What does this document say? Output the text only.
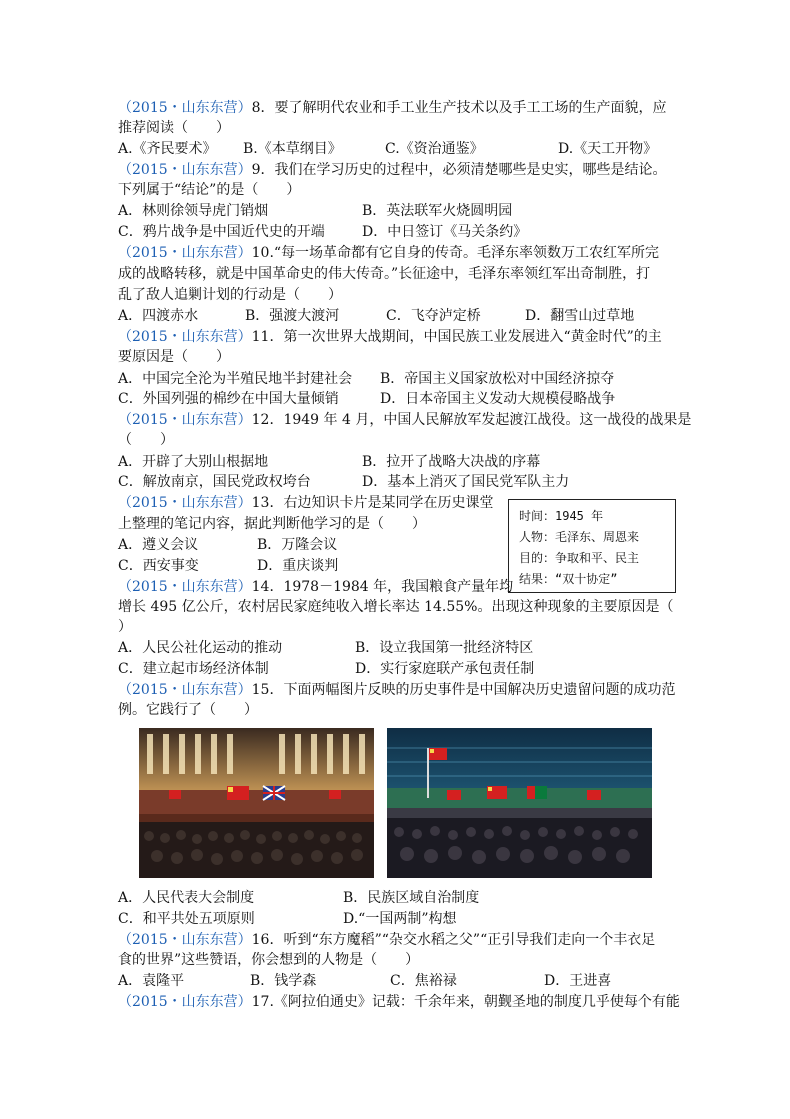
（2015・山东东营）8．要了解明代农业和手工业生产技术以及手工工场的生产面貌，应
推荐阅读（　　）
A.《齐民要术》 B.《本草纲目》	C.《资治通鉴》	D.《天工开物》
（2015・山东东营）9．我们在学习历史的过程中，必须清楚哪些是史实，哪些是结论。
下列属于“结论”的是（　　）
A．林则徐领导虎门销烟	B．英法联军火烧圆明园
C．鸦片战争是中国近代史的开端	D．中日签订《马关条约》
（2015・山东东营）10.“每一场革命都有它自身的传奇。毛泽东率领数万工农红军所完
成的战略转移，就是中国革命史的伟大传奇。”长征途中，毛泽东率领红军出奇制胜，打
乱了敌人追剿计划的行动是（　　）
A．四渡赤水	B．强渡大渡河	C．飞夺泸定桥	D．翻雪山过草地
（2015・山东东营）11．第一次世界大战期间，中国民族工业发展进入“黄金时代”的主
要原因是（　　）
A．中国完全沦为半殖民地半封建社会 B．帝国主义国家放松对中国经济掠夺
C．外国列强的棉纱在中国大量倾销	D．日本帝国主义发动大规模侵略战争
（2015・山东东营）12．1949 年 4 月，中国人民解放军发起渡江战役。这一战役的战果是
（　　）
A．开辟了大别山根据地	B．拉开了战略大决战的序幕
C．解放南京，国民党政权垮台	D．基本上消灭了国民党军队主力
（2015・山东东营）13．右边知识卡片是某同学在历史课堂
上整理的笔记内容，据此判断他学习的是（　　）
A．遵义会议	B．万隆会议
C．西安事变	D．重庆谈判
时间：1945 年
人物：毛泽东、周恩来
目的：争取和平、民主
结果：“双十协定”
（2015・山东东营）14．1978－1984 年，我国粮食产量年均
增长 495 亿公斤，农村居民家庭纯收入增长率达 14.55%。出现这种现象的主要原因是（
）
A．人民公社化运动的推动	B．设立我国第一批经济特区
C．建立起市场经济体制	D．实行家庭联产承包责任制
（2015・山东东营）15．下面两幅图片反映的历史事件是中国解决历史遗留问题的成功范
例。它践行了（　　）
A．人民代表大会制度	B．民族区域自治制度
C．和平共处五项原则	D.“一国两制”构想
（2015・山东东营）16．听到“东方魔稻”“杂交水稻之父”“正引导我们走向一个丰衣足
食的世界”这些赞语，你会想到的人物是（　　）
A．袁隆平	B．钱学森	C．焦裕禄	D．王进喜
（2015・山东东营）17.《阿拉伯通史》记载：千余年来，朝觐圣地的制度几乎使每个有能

---

◆ **The exercise**:
Give back the whole listing as it stands, minus its pictures.

◆ **Result for this exercise**:
What does this document say? Output the text only.
（2015・山东东营）8．要了解明代农业和手工业生产技术以及手工工场的生产面貌，应
推荐阅读（　　）
A.《齐民要术》 B.《本草纲目》	C.《资治通鉴》	D.《天工开物》
（2015・山东东营）9．我们在学习历史的过程中，必须清楚哪些是史实，哪些是结论。
下列属于“结论”的是（　　）
A．林则徐领导虎门销烟	B．英法联军火烧圆明园
C．鸦片战争是中国近代史的开端	D．中日签订《马关条约》
（2015・山东东营）10.“每一场革命都有它自身的传奇。毛泽东率领数万工农红军所完
成的战略转移，就是中国革命史的伟大传奇。”长征途中，毛泽东率领红军出奇制胜，打
乱了敌人追剿计划的行动是（　　）
A．四渡赤水	B．强渡大渡河	C．飞夺泸定桥	D．翻雪山过草地
（2015・山东东营）11．第一次世界大战期间，中国民族工业发展进入“黄金时代”的主
要原因是（　　）
A．中国完全沦为半殖民地半封建社会 B．帝国主义国家放松对中国经济掠夺
C．外国列强的棉纱在中国大量倾销	D．日本帝国主义发动大规模侵略战争
（2015・山东东营）12．1949 年 4 月，中国人民解放军发起渡江战役。这一战役的战果是
（　　）
A．开辟了大别山根据地	B．拉开了战略大决战的序幕
C．解放南京，国民党政权垮台	D．基本上消灭了国民党军队主力
（2015・山东东营）13．右边知识卡片是某同学在历史课堂
上整理的笔记内容，据此判断他学习的是（　　）
A．遵义会议	B．万隆会议
C．西安事变	D．重庆谈判
时间：1945 年
人物：毛泽东、周恩来
目的：争取和平、民主
结果：“双十协定”
（2015・山东东营）14．1978－1984 年，我国粮食产量年均
增长 495 亿公斤，农村居民家庭纯收入增长率达 14.55%。出现这种现象的主要原因是（
）
A．人民公社化运动的推动	B．设立我国第一批经济特区
C．建立起市场经济体制	D．实行家庭联产承包责任制
（2015・山东东营）15．下面两幅图片反映的历史事件是中国解决历史遗留问题的成功范
例。它践行了（　　）
A．人民代表大会制度	B．民族区域自治制度
C．和平共处五项原则	D.“一国两制”构想
（2015・山东东营）16．听到“东方魔稻”“杂交水稻之父”“正引导我们走向一个丰衣足
食的世界”这些赞语，你会想到的人物是（　　）
A．袁隆平	B．钱学森	C．焦裕禄	D．王进喜
（2015・山东东营）17.《阿拉伯通史》记载：千余年来，朝觐圣地的制度几乎使每个有能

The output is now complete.